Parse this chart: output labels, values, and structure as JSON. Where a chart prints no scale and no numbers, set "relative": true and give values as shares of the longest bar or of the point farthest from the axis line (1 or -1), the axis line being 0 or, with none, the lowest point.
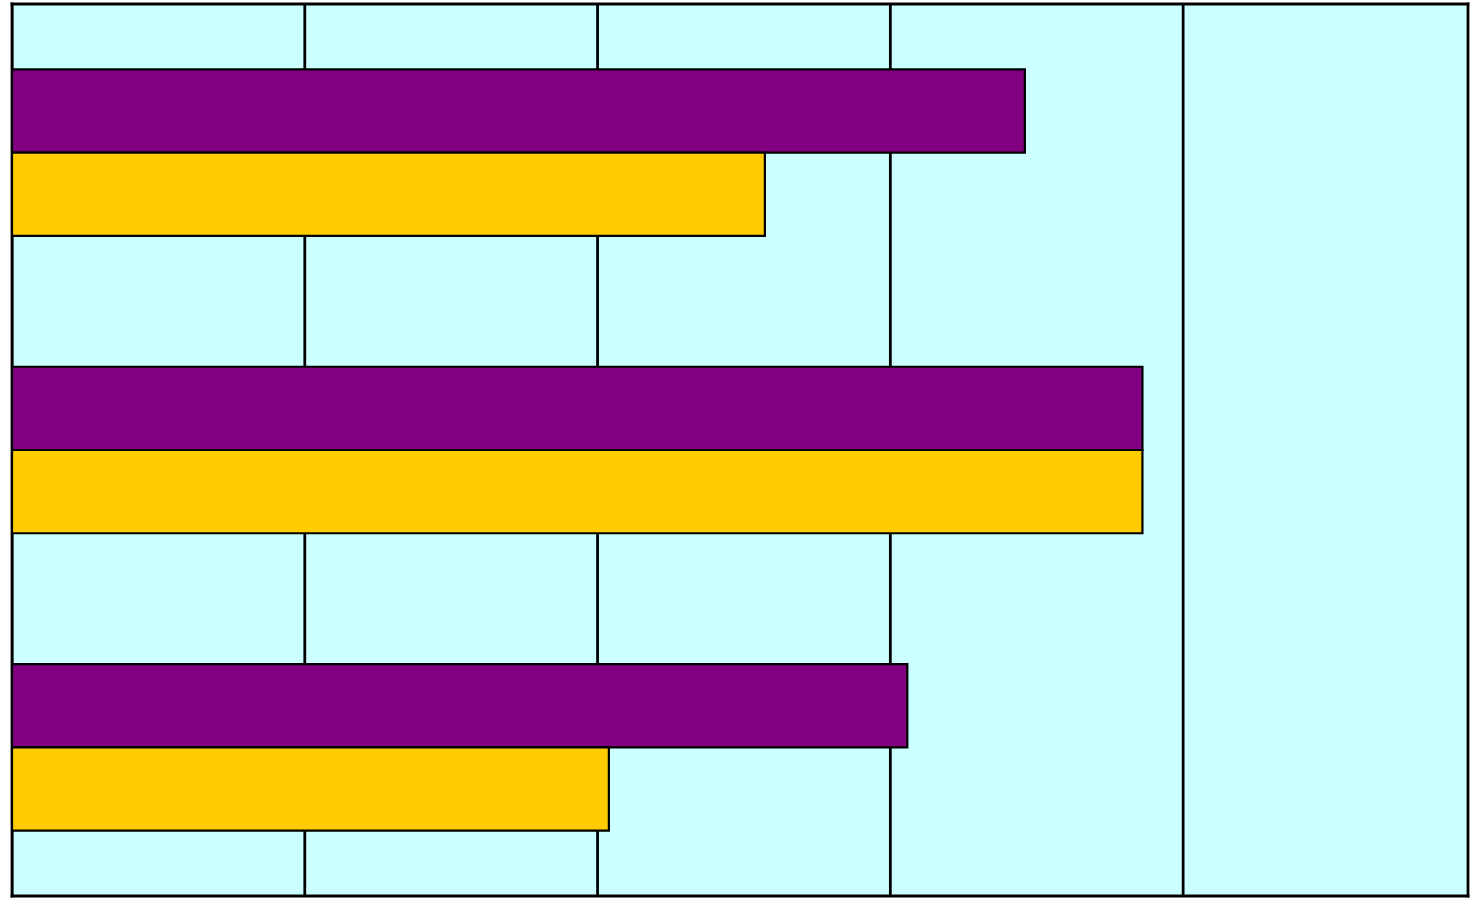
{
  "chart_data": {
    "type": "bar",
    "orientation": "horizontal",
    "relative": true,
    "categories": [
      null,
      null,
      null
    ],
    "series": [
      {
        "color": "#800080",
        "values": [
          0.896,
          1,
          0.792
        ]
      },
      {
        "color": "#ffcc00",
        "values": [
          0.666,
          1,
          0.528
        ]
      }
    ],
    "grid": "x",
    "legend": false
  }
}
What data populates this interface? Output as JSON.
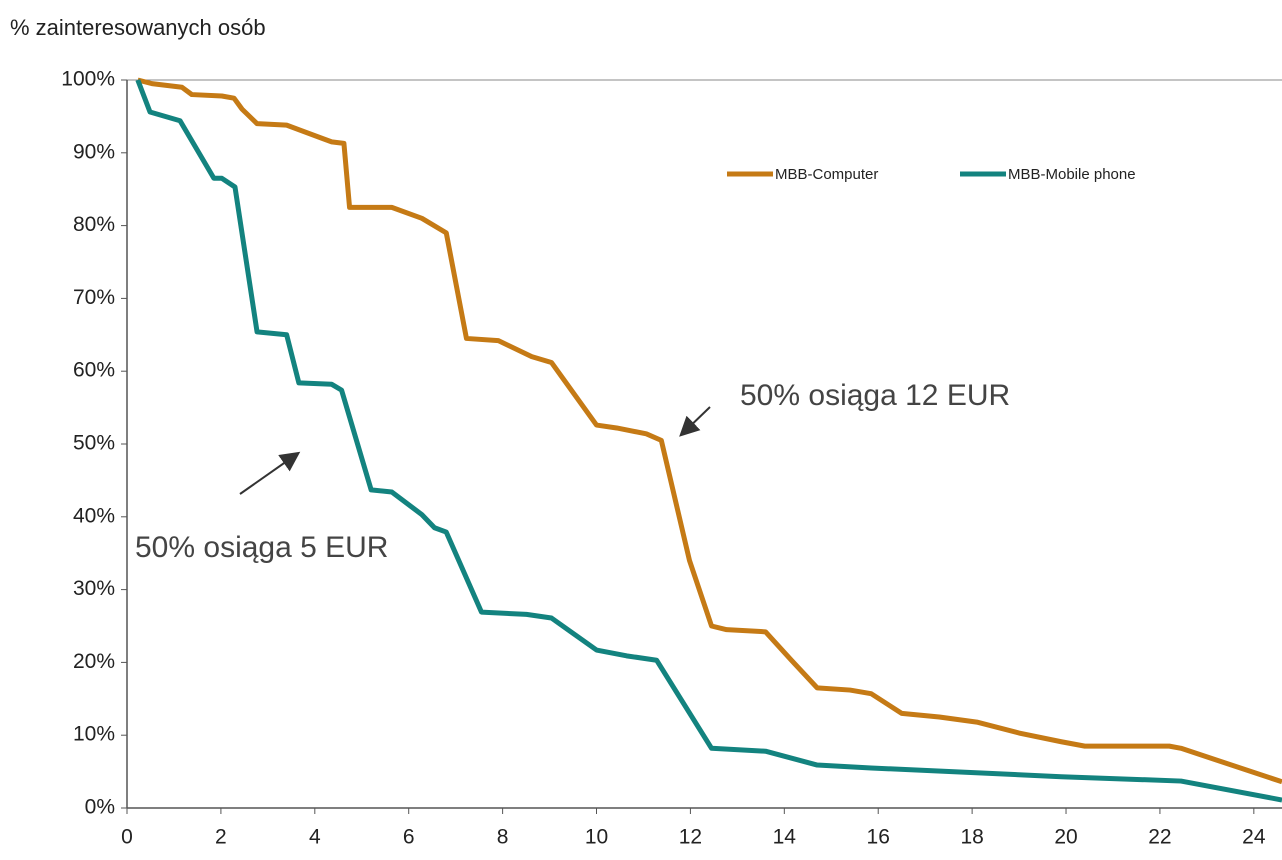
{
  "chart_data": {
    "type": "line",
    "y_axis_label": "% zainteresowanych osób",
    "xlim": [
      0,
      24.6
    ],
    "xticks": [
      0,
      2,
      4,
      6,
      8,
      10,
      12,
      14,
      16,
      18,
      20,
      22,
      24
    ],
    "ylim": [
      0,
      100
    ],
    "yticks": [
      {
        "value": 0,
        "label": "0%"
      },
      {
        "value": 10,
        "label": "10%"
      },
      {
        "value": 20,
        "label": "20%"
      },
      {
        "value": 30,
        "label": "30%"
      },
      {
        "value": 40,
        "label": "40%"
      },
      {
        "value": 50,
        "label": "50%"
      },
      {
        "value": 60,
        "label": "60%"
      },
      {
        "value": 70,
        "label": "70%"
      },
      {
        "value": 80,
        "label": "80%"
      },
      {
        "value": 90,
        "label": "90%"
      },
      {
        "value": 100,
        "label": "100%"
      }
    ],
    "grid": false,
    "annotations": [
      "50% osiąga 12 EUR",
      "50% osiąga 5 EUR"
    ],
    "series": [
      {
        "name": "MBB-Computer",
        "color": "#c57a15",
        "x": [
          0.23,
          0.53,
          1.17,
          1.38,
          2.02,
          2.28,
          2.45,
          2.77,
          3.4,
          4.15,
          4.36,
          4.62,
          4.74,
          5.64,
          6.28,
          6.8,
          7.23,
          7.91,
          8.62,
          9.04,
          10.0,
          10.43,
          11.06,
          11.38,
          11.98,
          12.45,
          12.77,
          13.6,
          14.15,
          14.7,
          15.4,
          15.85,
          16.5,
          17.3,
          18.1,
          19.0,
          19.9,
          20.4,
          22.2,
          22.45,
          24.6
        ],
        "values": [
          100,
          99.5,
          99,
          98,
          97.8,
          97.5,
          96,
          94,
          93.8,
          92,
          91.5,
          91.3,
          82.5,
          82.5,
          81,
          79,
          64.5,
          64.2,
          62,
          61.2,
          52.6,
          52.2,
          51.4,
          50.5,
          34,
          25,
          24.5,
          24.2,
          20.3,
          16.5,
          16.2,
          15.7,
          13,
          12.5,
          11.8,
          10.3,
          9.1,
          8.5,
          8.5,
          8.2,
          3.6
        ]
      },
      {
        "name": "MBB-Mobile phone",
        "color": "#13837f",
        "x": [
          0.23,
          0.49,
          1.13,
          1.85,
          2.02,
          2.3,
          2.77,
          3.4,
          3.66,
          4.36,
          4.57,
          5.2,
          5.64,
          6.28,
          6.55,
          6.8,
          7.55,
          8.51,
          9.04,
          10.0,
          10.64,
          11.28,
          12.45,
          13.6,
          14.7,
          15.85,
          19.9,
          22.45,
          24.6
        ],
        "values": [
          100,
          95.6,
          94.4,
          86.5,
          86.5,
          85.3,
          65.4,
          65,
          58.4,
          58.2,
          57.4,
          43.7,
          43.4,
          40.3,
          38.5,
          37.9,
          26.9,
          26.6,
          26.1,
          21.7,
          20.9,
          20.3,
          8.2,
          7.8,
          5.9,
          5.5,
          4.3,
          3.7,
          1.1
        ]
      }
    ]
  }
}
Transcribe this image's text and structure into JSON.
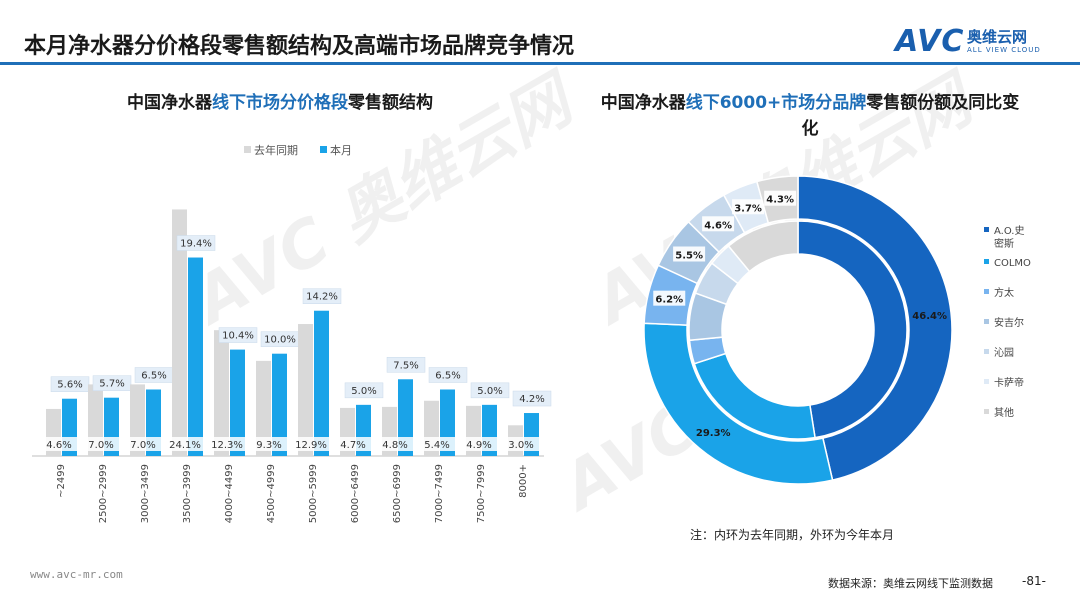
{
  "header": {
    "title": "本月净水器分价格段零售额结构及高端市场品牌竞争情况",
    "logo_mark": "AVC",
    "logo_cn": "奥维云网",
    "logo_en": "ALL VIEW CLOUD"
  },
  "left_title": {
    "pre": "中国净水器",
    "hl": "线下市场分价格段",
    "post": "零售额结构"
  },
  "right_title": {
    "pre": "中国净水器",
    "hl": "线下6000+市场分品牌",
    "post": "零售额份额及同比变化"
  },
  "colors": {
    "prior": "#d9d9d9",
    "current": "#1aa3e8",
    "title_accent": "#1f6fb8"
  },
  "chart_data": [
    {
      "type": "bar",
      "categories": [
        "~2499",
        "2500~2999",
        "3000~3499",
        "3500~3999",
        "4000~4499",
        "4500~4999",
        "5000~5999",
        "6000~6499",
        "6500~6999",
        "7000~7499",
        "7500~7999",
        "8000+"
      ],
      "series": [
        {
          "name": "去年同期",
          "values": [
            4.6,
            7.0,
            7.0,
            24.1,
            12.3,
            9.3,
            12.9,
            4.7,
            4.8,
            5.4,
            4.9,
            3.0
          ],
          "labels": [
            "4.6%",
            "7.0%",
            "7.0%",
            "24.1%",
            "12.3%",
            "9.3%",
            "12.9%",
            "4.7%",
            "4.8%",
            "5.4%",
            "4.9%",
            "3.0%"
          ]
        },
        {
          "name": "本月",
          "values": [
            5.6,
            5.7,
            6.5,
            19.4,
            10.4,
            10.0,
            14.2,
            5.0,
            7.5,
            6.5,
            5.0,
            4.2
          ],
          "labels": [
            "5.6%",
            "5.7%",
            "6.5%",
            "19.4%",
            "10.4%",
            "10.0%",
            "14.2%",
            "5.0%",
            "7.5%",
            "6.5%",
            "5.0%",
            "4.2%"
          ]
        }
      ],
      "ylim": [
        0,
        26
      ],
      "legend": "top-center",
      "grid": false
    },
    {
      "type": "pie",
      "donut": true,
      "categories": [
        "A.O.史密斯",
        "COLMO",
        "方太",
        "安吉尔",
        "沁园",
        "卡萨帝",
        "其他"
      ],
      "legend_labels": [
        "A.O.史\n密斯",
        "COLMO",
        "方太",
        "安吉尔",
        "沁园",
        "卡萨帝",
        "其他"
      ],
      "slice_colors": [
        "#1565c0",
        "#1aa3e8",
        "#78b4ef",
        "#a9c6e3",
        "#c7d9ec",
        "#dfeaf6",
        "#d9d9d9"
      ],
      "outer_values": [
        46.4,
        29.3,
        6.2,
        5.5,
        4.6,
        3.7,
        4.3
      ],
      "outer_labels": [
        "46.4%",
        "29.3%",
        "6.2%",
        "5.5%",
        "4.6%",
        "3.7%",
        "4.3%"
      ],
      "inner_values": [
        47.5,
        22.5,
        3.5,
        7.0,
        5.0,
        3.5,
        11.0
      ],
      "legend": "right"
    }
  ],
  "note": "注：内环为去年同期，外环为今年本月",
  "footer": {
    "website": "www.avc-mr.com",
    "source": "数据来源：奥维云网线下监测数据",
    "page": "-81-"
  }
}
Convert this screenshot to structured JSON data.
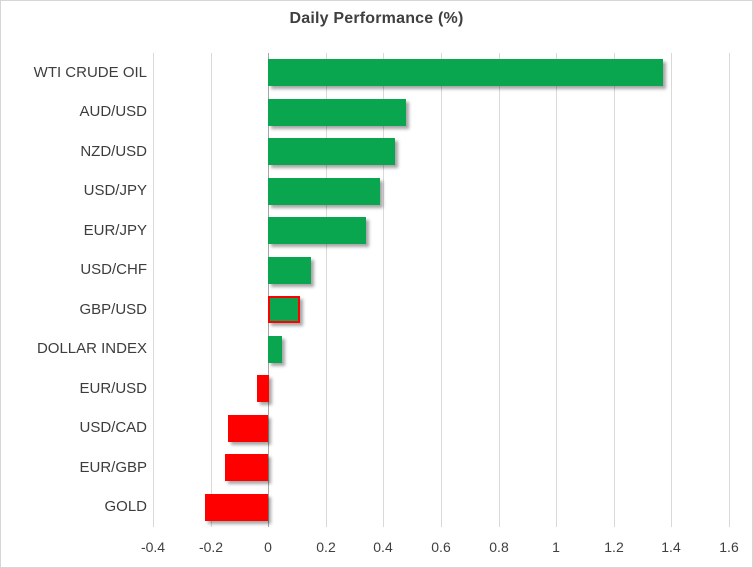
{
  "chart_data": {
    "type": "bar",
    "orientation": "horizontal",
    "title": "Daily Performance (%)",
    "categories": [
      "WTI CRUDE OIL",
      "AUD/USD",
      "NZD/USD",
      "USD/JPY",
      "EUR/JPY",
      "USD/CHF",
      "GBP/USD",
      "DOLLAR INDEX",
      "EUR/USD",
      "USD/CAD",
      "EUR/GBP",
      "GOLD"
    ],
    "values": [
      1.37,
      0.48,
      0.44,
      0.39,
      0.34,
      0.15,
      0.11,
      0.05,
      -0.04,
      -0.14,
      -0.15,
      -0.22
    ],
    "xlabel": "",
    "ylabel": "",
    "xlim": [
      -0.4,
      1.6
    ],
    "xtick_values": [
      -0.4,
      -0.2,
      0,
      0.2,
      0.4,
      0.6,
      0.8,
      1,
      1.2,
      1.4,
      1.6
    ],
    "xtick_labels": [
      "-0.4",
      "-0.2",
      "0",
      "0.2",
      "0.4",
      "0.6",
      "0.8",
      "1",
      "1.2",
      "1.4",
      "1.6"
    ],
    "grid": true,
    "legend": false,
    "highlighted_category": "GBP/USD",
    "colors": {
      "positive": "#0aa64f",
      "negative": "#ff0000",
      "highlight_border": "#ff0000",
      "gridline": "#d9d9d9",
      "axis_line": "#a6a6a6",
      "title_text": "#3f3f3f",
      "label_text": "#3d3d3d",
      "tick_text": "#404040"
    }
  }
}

──────────────────────────────

### Request
Write out every line of the data that holds the word "false".

### Answer to this task
    "legend": false
    "grid": false,
      "grid": false
    "legend": false,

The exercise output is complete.